### RECORDS FOR THE EXERCISE:
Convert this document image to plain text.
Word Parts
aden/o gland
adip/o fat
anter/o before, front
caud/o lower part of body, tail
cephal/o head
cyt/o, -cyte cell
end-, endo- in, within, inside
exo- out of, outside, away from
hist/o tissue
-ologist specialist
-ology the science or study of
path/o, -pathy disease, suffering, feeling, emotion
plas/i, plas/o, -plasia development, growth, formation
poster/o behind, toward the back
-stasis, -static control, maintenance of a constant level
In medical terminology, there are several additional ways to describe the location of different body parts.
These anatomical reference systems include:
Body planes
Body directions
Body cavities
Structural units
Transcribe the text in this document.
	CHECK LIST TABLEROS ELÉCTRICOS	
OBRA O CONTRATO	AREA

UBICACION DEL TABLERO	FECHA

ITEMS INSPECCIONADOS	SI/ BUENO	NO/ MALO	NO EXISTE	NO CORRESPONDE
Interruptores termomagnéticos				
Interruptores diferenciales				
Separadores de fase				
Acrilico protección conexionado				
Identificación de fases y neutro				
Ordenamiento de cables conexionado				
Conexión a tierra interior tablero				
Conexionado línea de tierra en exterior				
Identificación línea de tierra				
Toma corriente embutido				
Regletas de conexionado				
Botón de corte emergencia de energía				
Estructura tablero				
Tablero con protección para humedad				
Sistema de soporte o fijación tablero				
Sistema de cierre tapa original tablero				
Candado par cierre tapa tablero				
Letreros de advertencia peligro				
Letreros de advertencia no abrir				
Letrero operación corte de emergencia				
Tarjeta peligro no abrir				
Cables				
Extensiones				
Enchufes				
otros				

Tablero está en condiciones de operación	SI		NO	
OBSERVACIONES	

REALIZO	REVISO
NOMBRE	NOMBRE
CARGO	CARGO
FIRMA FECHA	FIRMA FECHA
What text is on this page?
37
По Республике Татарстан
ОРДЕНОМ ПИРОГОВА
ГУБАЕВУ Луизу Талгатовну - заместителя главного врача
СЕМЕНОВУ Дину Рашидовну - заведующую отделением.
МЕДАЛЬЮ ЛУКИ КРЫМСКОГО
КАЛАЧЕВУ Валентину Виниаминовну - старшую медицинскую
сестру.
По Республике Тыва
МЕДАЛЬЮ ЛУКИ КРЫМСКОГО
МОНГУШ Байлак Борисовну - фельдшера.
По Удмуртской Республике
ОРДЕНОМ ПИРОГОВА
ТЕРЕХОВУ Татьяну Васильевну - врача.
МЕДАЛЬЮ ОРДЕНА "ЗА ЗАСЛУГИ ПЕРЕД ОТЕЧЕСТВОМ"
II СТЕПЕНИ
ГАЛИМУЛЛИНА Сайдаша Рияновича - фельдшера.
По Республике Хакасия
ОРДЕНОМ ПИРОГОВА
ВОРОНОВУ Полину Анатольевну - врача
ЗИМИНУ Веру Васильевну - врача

### EXERCISE:
Set down the entries verbatim, leaving none out.

### SOLVED PROBLEM:
Convert this document image to plain text.
Word Parts
aden/o gland
adip/o fat
anter/o before, front
caud/o lower part of body, tail
cephal/o head
cyt/o, -cyte cell
end-, endo- in, within, inside
exo- out of, outside, away from
hist/o tissue
-ologist specialist
-ology the science or study of
path/o, -pathy disease, suffering, feeling, emotion
plas/i, plas/o, -plasia development, growth, formation
poster/o behind, toward the back
-stasis, -static control, maintenance of a constant level
In medical terminology, there are several additional ways to describe the location of different body parts.
These anatomical reference systems include:
Body planes
Body directions
Body cavities
Structural units
Transcribe the text in this document.
	CHECK LIST TABLEROS ELÉCTRICOS	
OBRA O CONTRATO	AREA

UBICACION DEL TABLERO	FECHA

ITEMS INSPECCIONADOS	SI/ BUENO	NO/ MALO	NO EXISTE	NO CORRESPONDE
Interruptores termomagnéticos				
Interruptores diferenciales				
Separadores de fase				
Acrilico protección conexionado				
Identificación de fases y neutro				
Ordenamiento de cables conexionado				
Conexión a tierra interior tablero				
Conexionado línea de tierra en exterior				
Identificación línea de tierra				
Toma corriente embutido				
Regletas de conexionado				
Botón de corte emergencia de energía				
Estructura tablero				
Tablero con protección para humedad				
Sistema de soporte o fijación tablero				
Sistema de cierre tapa original tablero				
Candado par cierre tapa tablero				
Letreros de advertencia peligro				
Letreros de advertencia no abrir				
Letrero operación corte de emergencia				
Tarjeta peligro no abrir				
Cables				
Extensiones				
Enchufes				
otros				

Tablero está en condiciones de operación	SI		NO	
OBSERVACIONES	

REALIZO	REVISO
NOMBRE	NOMBRE
CARGO	CARGO
FIRMA FECHA	FIRMA FECHA
What text is on this page?
37
По Республике Татарстан
ОРДЕНОМ ПИРОГОВА
ГУБАЕВУ Луизу Талгатовну - заместителя главного врача
СЕМЕНОВУ Дину Рашидовну - заведующую отделением.
МЕДАЛЬЮ ЛУКИ КРЫМСКОГО
КАЛАЧЕВУ Валентину Виниаминовну - старшую медицинскую
сестру.
По Республике Тыва
МЕДАЛЬЮ ЛУКИ КРЫМСКОГО
МОНГУШ Байлак Борисовну - фельдшера.
По Удмуртской Республике
ОРДЕНОМ ПИРОГОВА
ТЕРЕХОВУ Татьяну Васильевну - врача.
МЕДАЛЬЮ ОРДЕНА "ЗА ЗАСЛУГИ ПЕРЕД ОТЕЧЕСТВОМ"
II СТЕПЕНИ
ГАЛИМУЛЛИНА Сайдаша Рияновича - фельдшера.
По Республике Хакасия
ОРДЕНОМ ПИРОГОВА
ВОРОНОВУ Полину Анатольевну - врача
ЗИМИНУ Веру Васильевну - врача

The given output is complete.